### Work task
If a line of the records contains the word "faecium", list it.

### Excerpted records

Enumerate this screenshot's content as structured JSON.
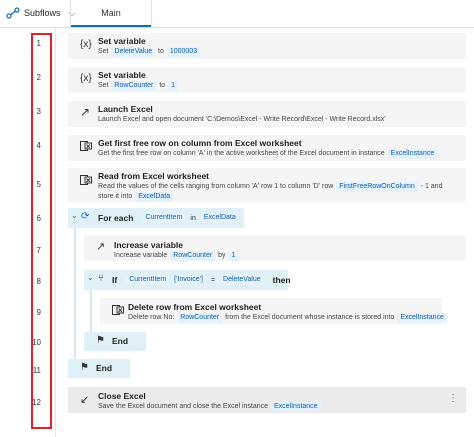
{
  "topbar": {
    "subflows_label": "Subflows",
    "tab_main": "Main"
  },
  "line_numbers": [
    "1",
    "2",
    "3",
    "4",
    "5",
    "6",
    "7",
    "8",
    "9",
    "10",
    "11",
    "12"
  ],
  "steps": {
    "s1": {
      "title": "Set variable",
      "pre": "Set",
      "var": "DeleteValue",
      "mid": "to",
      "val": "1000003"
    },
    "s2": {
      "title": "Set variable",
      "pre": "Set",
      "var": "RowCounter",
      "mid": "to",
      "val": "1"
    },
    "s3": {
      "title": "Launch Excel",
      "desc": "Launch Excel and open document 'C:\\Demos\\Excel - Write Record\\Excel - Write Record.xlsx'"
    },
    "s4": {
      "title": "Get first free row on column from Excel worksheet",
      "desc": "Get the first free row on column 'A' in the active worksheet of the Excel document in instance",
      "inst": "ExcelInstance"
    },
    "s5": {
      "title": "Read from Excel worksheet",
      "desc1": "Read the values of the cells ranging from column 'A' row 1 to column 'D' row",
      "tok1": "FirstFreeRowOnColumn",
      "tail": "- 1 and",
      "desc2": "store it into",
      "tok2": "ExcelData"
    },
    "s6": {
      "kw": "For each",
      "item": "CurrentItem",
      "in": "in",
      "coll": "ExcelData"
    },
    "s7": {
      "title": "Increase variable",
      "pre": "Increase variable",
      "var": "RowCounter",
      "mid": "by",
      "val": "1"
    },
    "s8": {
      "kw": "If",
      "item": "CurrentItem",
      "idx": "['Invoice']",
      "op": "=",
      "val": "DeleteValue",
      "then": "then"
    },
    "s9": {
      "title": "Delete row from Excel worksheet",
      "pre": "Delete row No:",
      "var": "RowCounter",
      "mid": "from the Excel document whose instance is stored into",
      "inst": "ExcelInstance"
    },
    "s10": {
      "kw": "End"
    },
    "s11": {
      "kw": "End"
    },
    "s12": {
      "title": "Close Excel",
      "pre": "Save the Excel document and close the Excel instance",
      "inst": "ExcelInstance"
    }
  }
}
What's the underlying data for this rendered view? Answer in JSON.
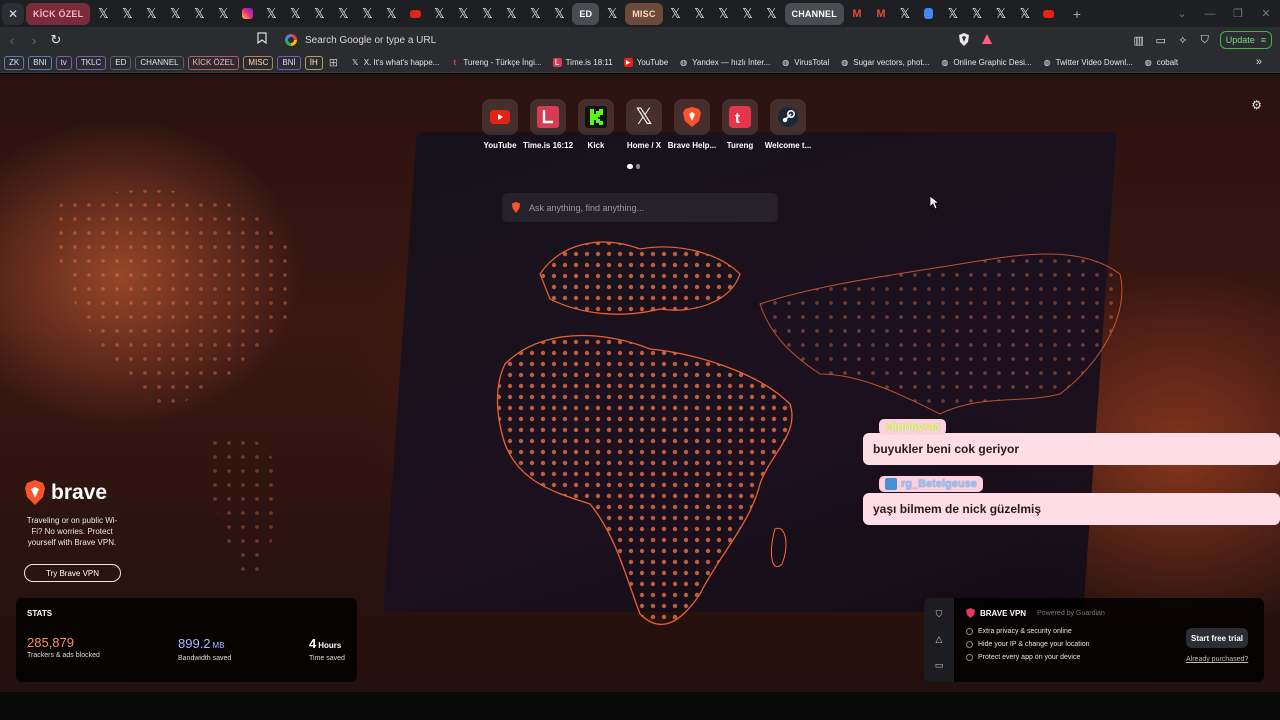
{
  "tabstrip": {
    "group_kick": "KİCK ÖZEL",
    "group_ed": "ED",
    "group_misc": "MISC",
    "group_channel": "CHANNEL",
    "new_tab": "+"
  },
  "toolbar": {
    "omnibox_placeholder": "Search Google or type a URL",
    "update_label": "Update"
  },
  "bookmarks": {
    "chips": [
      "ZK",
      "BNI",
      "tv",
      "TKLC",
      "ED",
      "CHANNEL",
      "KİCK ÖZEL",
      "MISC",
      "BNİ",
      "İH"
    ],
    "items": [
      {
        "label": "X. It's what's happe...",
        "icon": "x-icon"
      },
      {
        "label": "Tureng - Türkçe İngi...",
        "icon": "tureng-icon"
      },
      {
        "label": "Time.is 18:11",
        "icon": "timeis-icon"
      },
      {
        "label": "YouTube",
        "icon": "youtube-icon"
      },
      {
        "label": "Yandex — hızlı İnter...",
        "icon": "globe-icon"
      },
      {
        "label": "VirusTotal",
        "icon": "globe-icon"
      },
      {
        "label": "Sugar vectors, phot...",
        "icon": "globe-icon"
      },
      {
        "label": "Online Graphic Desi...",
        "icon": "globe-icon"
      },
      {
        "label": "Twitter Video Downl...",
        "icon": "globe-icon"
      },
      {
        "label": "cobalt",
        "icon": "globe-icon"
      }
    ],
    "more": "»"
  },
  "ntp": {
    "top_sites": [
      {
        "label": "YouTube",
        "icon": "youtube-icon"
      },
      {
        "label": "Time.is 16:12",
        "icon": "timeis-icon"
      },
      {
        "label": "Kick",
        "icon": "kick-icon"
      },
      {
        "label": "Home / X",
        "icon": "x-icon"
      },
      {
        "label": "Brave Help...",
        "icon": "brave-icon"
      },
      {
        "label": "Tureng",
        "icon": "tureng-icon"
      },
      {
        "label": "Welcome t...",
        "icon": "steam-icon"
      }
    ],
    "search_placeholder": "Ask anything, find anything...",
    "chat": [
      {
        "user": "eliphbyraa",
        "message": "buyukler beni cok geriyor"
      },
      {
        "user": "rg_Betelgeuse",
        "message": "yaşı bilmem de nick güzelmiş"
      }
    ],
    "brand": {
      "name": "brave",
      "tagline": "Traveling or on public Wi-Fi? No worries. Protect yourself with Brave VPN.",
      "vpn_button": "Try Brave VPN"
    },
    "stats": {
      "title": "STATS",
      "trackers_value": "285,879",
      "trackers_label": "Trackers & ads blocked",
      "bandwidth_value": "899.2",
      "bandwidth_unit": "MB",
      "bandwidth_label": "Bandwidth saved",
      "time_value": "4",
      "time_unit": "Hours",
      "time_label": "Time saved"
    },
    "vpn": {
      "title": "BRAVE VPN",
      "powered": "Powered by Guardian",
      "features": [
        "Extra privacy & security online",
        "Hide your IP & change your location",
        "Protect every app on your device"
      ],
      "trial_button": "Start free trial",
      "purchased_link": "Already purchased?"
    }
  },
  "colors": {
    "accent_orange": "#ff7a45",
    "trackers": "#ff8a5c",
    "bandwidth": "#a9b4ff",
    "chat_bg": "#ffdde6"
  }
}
--
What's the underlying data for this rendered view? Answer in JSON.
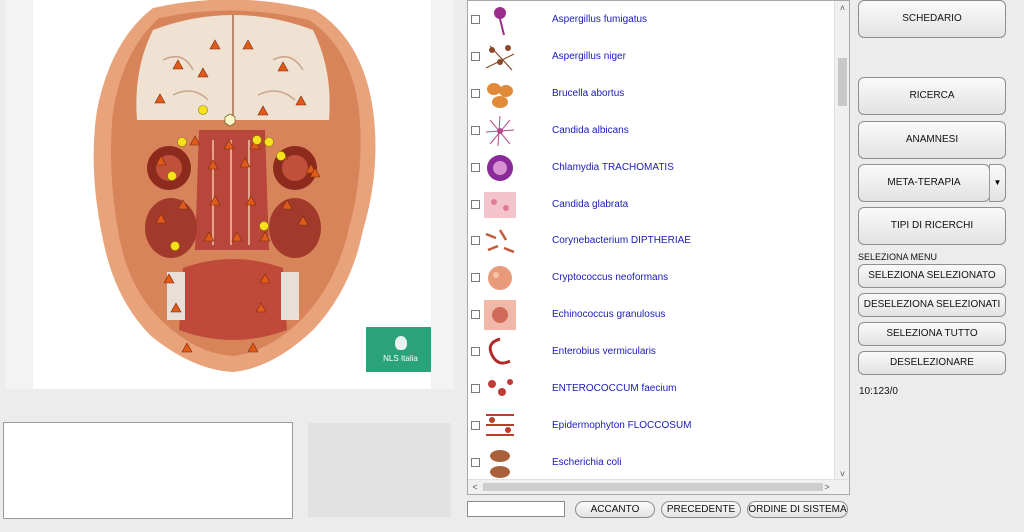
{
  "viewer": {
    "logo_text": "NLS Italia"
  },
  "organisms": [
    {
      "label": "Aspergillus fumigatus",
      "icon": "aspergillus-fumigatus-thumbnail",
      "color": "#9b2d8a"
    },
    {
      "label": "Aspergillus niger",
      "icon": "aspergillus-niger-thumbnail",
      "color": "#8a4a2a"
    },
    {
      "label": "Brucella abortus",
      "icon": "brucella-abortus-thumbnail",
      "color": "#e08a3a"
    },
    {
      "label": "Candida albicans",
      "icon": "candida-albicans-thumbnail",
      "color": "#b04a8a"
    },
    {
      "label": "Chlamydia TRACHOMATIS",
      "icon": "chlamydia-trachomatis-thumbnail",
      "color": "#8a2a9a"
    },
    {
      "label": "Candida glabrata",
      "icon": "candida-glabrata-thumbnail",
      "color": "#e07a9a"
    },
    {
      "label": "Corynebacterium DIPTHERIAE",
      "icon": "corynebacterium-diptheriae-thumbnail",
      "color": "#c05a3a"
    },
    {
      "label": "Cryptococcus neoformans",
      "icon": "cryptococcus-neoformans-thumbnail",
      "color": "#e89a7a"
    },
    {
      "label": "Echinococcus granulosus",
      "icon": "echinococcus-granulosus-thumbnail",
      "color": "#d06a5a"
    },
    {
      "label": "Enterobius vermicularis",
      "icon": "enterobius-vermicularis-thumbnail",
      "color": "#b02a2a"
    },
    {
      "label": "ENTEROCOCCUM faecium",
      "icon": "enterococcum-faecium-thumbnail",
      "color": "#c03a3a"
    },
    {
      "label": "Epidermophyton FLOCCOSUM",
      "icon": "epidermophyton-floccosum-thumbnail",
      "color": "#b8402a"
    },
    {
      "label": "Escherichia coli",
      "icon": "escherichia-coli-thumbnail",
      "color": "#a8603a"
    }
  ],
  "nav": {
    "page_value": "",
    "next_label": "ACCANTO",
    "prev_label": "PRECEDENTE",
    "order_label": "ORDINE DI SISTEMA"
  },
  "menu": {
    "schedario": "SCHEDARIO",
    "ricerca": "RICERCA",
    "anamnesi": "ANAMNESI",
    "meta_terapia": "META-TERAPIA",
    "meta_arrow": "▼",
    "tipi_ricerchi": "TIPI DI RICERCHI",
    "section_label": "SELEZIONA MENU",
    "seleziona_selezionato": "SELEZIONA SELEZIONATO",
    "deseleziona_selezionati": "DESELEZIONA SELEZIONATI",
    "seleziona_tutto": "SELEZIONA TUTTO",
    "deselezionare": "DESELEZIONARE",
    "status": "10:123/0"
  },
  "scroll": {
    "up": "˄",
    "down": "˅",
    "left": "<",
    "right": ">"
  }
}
---
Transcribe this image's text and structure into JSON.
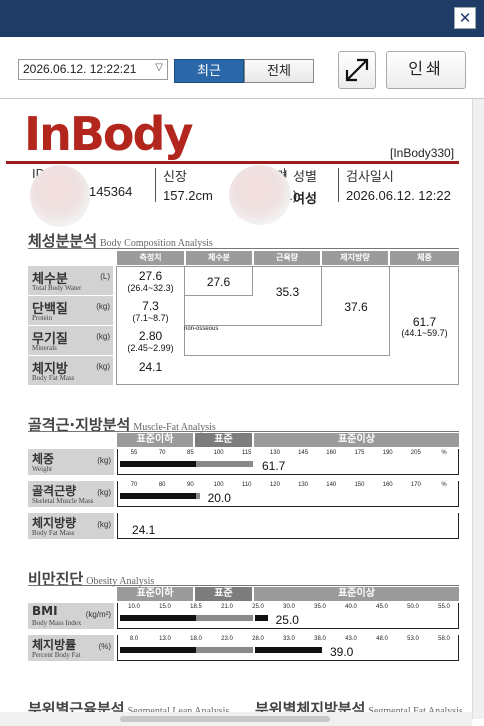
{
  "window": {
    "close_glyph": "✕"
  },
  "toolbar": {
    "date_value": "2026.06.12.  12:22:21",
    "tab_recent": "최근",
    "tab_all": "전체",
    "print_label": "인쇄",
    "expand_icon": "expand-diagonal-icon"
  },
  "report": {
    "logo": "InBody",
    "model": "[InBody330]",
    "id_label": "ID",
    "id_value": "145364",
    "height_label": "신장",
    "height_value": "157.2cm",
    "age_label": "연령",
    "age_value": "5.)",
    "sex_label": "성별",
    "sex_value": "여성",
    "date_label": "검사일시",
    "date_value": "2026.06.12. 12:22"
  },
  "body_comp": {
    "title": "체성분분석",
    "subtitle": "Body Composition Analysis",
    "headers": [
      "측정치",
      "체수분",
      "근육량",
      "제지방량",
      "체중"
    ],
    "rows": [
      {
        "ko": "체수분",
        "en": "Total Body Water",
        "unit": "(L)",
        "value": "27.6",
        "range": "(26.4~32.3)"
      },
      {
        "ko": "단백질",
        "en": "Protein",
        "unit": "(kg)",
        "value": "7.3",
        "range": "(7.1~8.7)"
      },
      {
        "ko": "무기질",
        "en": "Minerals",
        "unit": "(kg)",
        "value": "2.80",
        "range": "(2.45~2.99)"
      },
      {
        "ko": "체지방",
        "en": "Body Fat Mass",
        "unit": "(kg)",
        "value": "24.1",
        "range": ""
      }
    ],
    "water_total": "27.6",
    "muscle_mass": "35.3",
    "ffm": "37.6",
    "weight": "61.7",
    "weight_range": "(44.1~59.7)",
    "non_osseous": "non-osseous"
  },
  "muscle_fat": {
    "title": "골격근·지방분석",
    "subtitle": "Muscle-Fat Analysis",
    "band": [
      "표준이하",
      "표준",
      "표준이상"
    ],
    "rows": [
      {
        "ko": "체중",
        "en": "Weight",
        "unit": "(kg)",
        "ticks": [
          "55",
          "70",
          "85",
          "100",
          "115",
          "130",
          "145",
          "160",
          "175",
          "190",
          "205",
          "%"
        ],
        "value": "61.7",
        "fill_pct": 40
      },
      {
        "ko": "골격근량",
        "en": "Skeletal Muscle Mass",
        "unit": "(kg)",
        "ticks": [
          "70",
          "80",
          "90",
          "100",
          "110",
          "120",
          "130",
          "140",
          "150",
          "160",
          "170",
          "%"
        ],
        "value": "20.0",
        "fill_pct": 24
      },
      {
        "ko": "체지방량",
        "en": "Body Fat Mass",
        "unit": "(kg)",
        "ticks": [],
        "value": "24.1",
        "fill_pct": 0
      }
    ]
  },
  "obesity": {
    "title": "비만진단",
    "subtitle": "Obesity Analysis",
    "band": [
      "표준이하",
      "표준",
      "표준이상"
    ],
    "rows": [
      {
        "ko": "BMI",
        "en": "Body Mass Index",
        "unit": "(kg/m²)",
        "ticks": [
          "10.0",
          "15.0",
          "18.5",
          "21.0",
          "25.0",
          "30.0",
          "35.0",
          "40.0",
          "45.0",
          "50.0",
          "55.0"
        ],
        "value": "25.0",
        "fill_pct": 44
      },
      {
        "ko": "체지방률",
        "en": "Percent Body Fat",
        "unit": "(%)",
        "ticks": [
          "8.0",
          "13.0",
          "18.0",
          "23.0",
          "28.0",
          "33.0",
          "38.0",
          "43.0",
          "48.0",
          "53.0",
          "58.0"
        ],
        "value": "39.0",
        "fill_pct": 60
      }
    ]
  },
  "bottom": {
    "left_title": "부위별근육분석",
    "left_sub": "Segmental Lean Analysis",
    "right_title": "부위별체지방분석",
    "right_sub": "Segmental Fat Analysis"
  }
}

### Finished task
      "label": "ENTEROCOCCUM faecium",
      "icon": "enterococcum-faecium-thumbnail",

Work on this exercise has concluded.